■ TO DO
Repeat the records in full and exactly, omitting pictures.

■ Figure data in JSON
------------------------
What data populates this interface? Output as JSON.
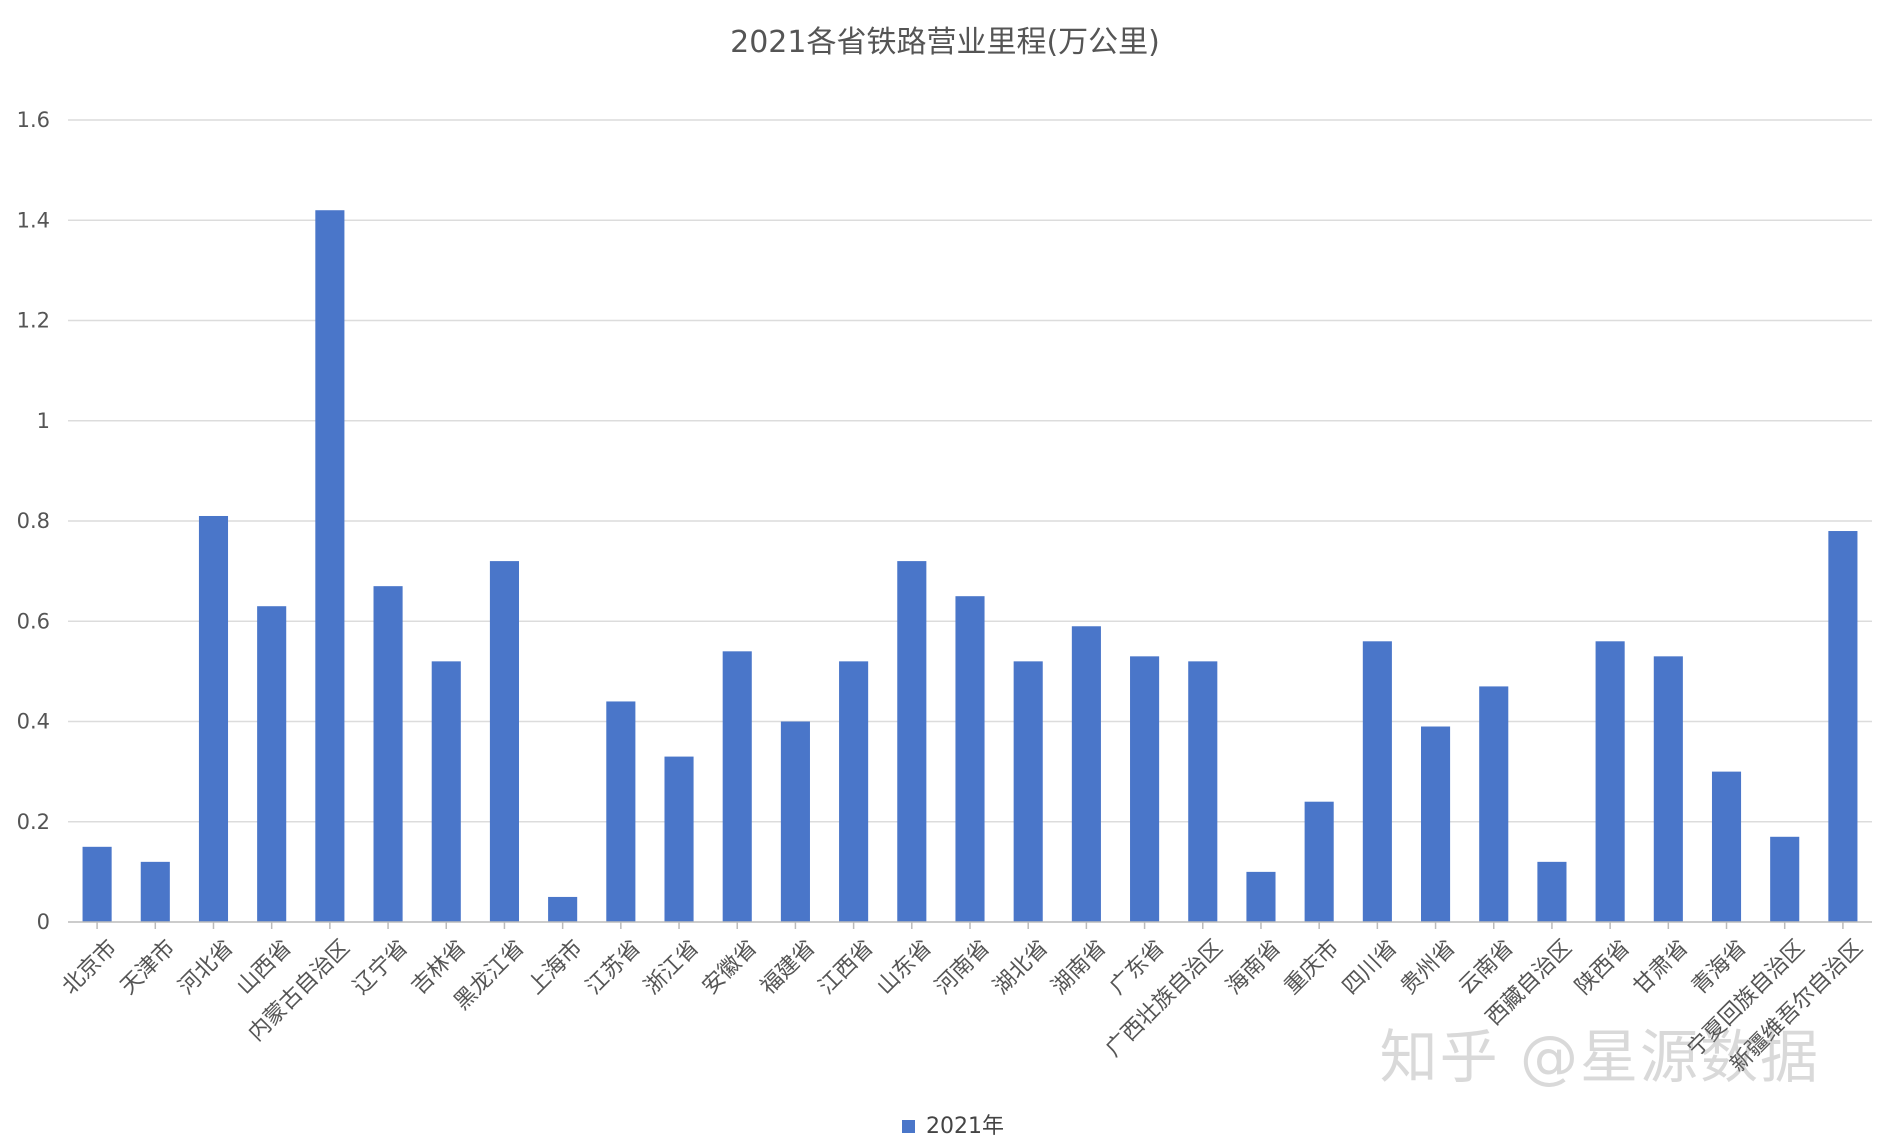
{
  "watermark": "知乎 @星源数据",
  "chart_data": {
    "type": "bar",
    "title": "2021各省铁路营业里程(万公里)",
    "xlabel": "",
    "ylabel": "",
    "ylim": [
      0,
      1.6
    ],
    "yticks": [
      "0",
      "0.2",
      "0.4",
      "0.6",
      "0.8",
      "1",
      "1.2",
      "1.4",
      "1.6"
    ],
    "grid": true,
    "legend_position": "bottom",
    "bar_color": "#4A76C9",
    "categories": [
      "北京市",
      "天津市",
      "河北省",
      "山西省",
      "内蒙古自治区",
      "辽宁省",
      "吉林省",
      "黑龙江省",
      "上海市",
      "江苏省",
      "浙江省",
      "安徽省",
      "福建省",
      "江西省",
      "山东省",
      "河南省",
      "湖北省",
      "湖南省",
      "广东省",
      "广西壮族自治区",
      "海南省",
      "重庆市",
      "四川省",
      "贵州省",
      "云南省",
      "西藏自治区",
      "陕西省",
      "甘肃省",
      "青海省",
      "宁夏回族自治区",
      "新疆维吾尔自治区"
    ],
    "series": [
      {
        "name": "2021年",
        "values": [
          0.15,
          0.12,
          0.81,
          0.63,
          1.42,
          0.67,
          0.52,
          0.72,
          0.05,
          0.44,
          0.33,
          0.54,
          0.4,
          0.52,
          0.72,
          0.65,
          0.52,
          0.59,
          0.53,
          0.52,
          0.1,
          0.24,
          0.56,
          0.39,
          0.47,
          0.12,
          0.56,
          0.53,
          0.3,
          0.17,
          0.78
        ]
      }
    ]
  }
}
------------------------
■ CORRECT RESPONSE
What data populates this interface? Output as JSON.
{
  "watermark": "知乎 @星源数据",
  "chart_data": {
    "type": "bar",
    "title": "2021各省铁路营业里程(万公里)",
    "xlabel": "",
    "ylabel": "",
    "ylim": [
      0,
      1.6
    ],
    "yticks": [
      "0",
      "0.2",
      "0.4",
      "0.6",
      "0.8",
      "1",
      "1.2",
      "1.4",
      "1.6"
    ],
    "grid": true,
    "legend_position": "bottom",
    "bar_color": "#4A76C9",
    "categories": [
      "北京市",
      "天津市",
      "河北省",
      "山西省",
      "内蒙古自治区",
      "辽宁省",
      "吉林省",
      "黑龙江省",
      "上海市",
      "江苏省",
      "浙江省",
      "安徽省",
      "福建省",
      "江西省",
      "山东省",
      "河南省",
      "湖北省",
      "湖南省",
      "广东省",
      "广西壮族自治区",
      "海南省",
      "重庆市",
      "四川省",
      "贵州省",
      "云南省",
      "西藏自治区",
      "陕西省",
      "甘肃省",
      "青海省",
      "宁夏回族自治区",
      "新疆维吾尔自治区"
    ],
    "series": [
      {
        "name": "2021年",
        "values": [
          0.15,
          0.12,
          0.81,
          0.63,
          1.42,
          0.67,
          0.52,
          0.72,
          0.05,
          0.44,
          0.33,
          0.54,
          0.4,
          0.52,
          0.72,
          0.65,
          0.52,
          0.59,
          0.53,
          0.52,
          0.1,
          0.24,
          0.56,
          0.39,
          0.47,
          0.12,
          0.56,
          0.53,
          0.3,
          0.17,
          0.78
        ]
      }
    ]
  }
}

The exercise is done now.